Entries from a dataset
────────────────

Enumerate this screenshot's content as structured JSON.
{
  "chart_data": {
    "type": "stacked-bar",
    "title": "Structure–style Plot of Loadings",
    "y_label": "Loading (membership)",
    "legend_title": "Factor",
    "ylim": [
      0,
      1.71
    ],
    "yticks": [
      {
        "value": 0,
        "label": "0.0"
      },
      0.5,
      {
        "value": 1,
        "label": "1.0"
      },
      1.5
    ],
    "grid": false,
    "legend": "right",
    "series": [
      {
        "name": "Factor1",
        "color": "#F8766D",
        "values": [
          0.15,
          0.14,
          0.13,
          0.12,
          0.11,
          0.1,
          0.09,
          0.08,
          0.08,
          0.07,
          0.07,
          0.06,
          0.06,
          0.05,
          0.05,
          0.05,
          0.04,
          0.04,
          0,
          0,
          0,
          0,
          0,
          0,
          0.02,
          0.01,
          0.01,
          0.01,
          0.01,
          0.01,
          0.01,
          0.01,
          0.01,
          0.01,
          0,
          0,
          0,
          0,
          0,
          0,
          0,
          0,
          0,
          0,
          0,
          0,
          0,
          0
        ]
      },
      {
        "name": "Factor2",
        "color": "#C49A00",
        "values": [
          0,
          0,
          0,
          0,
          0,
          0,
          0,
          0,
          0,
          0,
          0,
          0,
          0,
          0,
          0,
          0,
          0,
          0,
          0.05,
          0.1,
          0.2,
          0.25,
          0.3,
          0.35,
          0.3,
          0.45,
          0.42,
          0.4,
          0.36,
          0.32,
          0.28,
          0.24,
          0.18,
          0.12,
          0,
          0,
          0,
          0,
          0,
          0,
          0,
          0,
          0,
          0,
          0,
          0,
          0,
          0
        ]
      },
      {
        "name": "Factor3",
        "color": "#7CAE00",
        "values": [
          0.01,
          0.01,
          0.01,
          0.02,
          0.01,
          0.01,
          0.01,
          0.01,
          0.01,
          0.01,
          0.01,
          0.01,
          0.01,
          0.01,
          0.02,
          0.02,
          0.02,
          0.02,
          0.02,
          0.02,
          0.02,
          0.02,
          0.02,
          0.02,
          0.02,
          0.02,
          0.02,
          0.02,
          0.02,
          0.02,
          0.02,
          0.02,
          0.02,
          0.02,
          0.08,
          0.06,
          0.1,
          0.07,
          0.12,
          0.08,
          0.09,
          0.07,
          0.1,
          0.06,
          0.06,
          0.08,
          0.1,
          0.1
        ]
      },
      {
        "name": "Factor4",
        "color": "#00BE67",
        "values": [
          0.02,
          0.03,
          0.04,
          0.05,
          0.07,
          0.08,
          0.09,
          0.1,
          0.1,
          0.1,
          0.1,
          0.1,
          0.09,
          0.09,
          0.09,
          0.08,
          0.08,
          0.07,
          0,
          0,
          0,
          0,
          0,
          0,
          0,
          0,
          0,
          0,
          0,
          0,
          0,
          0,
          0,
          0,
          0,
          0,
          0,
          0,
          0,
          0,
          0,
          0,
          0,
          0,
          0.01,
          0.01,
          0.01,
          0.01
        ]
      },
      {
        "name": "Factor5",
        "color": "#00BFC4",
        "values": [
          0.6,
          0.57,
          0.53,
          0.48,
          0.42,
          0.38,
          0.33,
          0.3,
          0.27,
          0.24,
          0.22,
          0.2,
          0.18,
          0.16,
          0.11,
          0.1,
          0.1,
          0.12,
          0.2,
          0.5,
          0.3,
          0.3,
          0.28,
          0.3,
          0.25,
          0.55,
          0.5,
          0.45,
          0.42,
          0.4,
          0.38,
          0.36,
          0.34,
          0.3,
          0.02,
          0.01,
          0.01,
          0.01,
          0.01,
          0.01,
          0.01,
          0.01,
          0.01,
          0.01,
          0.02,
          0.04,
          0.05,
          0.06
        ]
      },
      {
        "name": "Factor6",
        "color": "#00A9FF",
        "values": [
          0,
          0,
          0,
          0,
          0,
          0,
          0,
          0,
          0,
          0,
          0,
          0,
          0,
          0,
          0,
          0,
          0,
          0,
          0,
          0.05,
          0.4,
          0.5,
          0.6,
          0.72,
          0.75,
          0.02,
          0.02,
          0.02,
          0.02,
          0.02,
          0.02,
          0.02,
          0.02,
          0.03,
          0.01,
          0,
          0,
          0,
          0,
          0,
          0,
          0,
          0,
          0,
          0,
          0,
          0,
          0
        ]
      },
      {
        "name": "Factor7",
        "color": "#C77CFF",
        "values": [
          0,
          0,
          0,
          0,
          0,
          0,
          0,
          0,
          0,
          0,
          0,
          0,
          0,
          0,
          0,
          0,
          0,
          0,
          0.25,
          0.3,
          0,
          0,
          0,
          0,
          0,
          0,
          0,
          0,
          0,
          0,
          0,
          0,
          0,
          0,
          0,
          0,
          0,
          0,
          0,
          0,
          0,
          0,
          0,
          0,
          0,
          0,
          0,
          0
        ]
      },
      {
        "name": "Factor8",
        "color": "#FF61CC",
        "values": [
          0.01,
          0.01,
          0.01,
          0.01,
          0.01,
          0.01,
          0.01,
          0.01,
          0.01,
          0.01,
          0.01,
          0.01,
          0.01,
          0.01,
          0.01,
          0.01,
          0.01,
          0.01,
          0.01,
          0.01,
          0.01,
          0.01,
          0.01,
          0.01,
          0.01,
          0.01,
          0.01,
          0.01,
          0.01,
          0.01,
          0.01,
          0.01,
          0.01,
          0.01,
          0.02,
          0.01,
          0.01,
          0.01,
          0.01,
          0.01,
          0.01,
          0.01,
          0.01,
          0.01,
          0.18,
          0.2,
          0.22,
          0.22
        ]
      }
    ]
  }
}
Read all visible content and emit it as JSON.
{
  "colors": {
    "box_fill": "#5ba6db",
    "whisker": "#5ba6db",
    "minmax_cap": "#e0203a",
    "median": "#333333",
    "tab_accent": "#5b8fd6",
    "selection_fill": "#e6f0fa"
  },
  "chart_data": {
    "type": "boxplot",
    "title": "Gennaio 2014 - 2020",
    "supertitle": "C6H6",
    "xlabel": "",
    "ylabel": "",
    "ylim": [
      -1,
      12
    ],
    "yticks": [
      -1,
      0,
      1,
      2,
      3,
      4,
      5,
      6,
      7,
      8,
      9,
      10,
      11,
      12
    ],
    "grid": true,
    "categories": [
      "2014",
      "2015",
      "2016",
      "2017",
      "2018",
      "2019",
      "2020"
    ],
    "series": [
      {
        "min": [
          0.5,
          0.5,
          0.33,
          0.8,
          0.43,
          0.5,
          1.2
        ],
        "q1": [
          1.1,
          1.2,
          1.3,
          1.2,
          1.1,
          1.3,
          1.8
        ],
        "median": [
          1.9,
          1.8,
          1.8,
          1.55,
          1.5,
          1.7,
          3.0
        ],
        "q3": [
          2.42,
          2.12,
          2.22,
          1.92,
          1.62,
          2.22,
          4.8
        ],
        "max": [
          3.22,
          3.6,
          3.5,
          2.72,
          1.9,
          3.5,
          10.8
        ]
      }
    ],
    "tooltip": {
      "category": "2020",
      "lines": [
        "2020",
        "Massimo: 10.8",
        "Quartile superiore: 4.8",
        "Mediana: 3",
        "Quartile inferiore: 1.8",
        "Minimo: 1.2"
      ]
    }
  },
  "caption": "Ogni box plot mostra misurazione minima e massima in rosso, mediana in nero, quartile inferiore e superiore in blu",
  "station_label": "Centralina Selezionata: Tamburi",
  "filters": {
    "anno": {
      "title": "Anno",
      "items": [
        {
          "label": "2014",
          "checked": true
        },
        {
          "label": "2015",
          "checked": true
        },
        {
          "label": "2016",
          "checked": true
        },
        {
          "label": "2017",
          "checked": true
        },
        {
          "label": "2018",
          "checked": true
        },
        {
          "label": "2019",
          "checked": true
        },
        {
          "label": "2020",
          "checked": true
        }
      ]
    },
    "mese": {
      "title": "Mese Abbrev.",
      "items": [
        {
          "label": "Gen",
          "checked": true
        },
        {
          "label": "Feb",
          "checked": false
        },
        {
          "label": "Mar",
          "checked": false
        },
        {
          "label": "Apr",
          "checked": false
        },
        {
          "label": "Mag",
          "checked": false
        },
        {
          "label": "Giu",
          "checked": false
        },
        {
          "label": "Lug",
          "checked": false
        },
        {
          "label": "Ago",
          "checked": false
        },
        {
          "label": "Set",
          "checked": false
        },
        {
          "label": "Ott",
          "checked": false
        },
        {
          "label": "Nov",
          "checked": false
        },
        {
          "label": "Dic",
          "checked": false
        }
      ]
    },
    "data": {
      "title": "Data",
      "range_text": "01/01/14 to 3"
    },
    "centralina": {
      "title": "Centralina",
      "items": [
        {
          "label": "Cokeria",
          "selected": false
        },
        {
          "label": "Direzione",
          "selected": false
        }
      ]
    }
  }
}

────────────────

• **Task to complete**: Look for "inferiore" and pull out every line that has it.

• **Exercise result**:
        "Quartile inferiore: 1.8",
  "caption": "Ogni box plot mostra misurazione minima e massima in rosso, mediana in nero, quartile inferiore e superiore in blu",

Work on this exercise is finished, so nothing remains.